Count lines holding the string "from" in the data that follows. Reply with one number only.

--- begin INPUT RECORDS ---

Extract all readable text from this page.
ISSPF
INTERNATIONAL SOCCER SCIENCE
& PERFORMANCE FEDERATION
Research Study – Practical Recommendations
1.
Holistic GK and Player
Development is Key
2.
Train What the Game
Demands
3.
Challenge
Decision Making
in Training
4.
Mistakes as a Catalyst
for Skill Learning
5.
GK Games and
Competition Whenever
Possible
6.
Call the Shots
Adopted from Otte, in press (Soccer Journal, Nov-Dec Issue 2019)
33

--- end INPUT RECORDS ---

> _SOLUTION TO THIS TASK_:
2